Extract to read:
3.1.2. Depth Sensors
The information about the dynamically changing environment, specifically the grasping pose of randomly dropped objects, which can vary in six dimensions, was acquired using a depth sensor. Two different depth sensors (Zivid One M and Intel RealSense D415) that vary in such parameters as precision, field of view, working range, weight, and dimensions were considered.
After examining initial experiments and the nature of computer vision techniques required to handle post office packages, it was determined that the system relies on a high precision of the depth information. The common point precision of an Intel Realsense D415 is 1–3 mm, whereas, for a Zivid One M depth camera, it is around 60 m. For this reason, the Zivid camera was chosen to be used in this robotic system. Zivid uses structured light for 3D information capture. It operates with a resolution of 1920 × 1200 at a frame rate of up to 12 frames per second and utilizes the USB 3.0 SuperSpeed as the connection interface. The Zivid camera is ideal for high-precision tasks when the camera can be mounted statically in a position in the workspace, where its field of view covers most of it, as the comparatively large dimensions (226 mm × 86 mm × 165 mm) and weight (2 kg) of this camera would restrict some movements for the industrial robot if mounted on it.

Material:
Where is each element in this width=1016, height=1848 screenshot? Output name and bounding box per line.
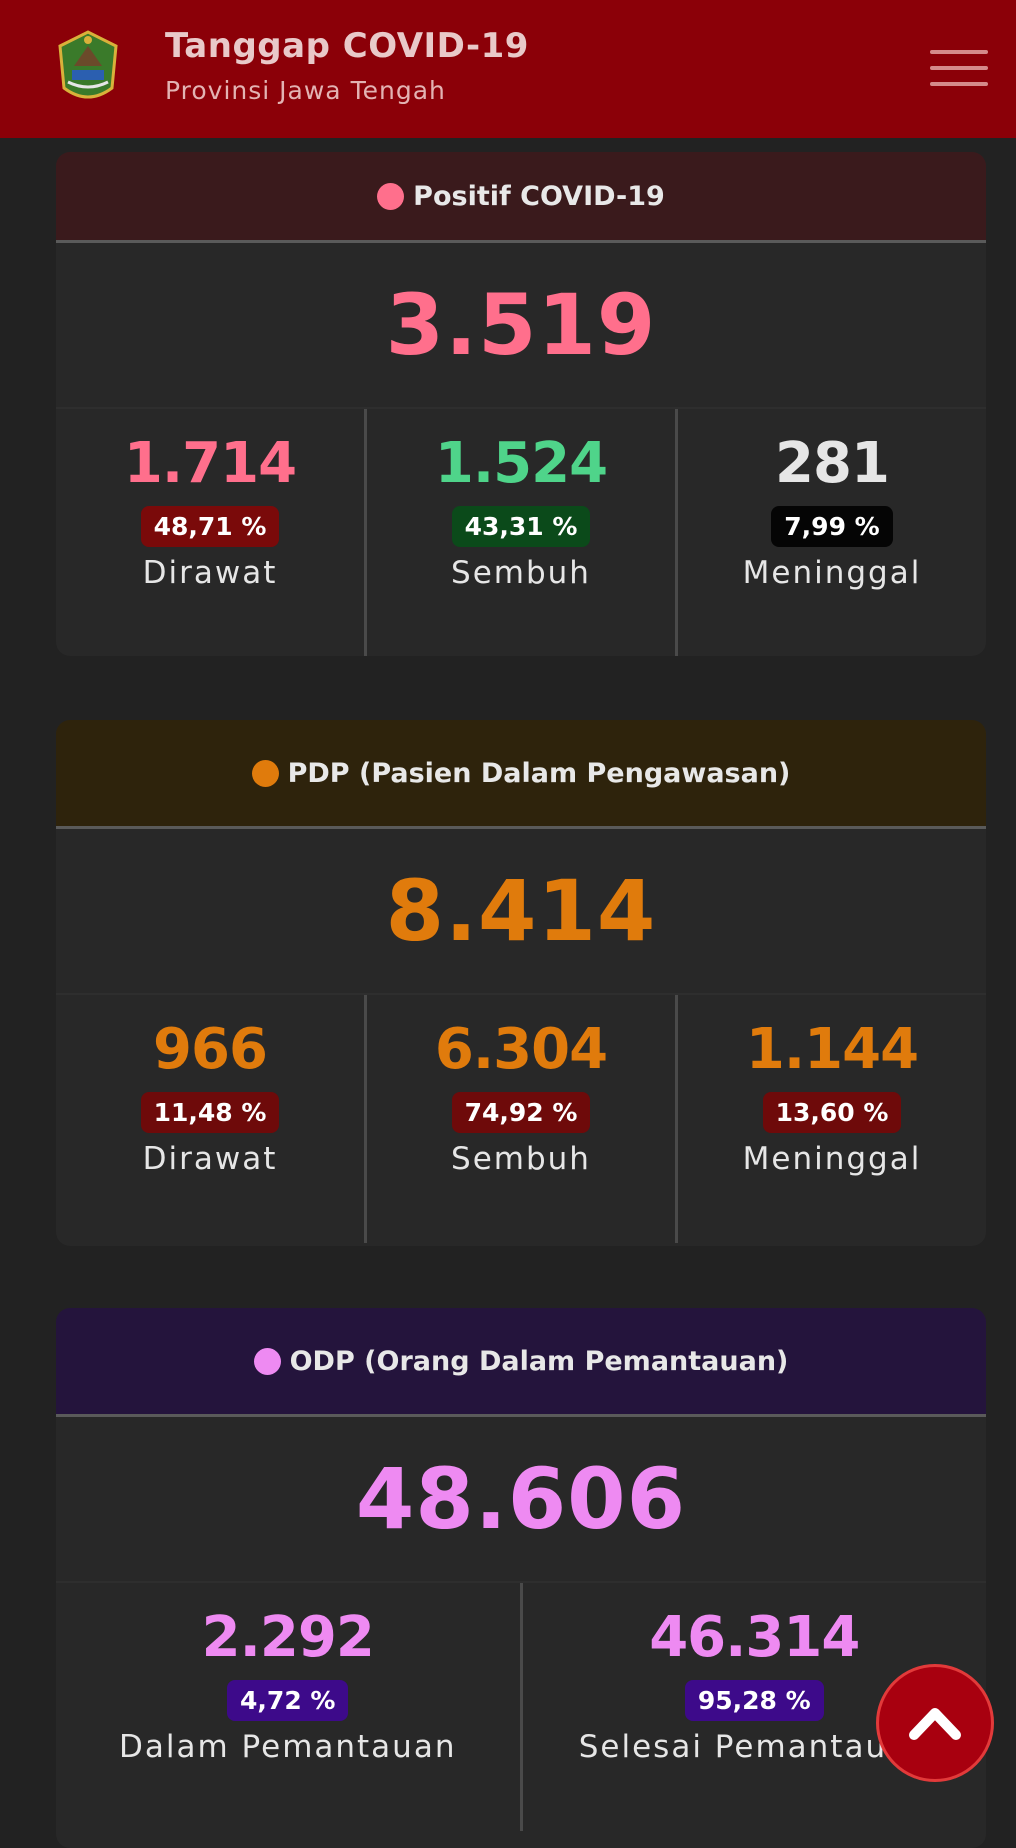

List of tasks:
(1) In one to three sentences, explain why the depth sensor passage says the Zivid camera should be mounted statically in the workspace instead of on the robot.
(2) Please pick up the depth sensor passage after its last sentence and carry it on.

The responses:
(1) The Zivid camera has comparatively large dimensions (226 mm × 86 mm × 165 mm) and weighs 2 kg, so mounting it on the industrial robot would restrict some of the robot's movements. Mounted statically, it can be placed so that its field of view covers most of the workspace.

(2)
3.1.3. Industrial Robot
One of the main hardware components of the system is the industrial robot. An industrial collaborative robot (Universal Robots UR5) was used, which is ideal for automating low/medium-weight processing tasks. It has a maximum payload of 5 kg, a maximum joint speed of 180 degrees/second, an 850 mm reach radius, which can be improved with gripper modifications, and a pose repeatability of +/− 0.1 mm. Nevertheless, as the system is built upon ROS, the robot control module can be adjusted for usage with different kinds of robot manufacturers [
36].
3.1.4. Processing Units
As depicted in
Figure 4, the proposed system is composed of two processing units, one for robot control and the other for computer vision, both of which were configured as a multi-ROS-PC setup. This was carried out to make each of the units independent from one another in terms of computing, so no unexpected interruptions would occur. To ensure that the robot control is not affected by system latencies, the robot control PC was set up with real-time capabilities by using Ubuntu 18.04 with an enabled real-time kernel. The real-time kernel has compatibility issues with NVIDIA GPU drivers, which are needed for computer vision tasks, which is why a two-unit setup was used. The robot control PC runs ROS Melodic. It has two Ethernet cards to ensure a direct connection with the robot’s controller and ROS multi-master ecosystem. Apart from the two Ethernet cards, it can be an ordinary desktop computer, as the main task is to generate feasible trajectories of an industrial robot, and there are no other processes that require high-performance capabilities. In this case, it had the following specifications: Intel Core i7-8400K CPU@ 3.70 GHz and 16 GB RAM.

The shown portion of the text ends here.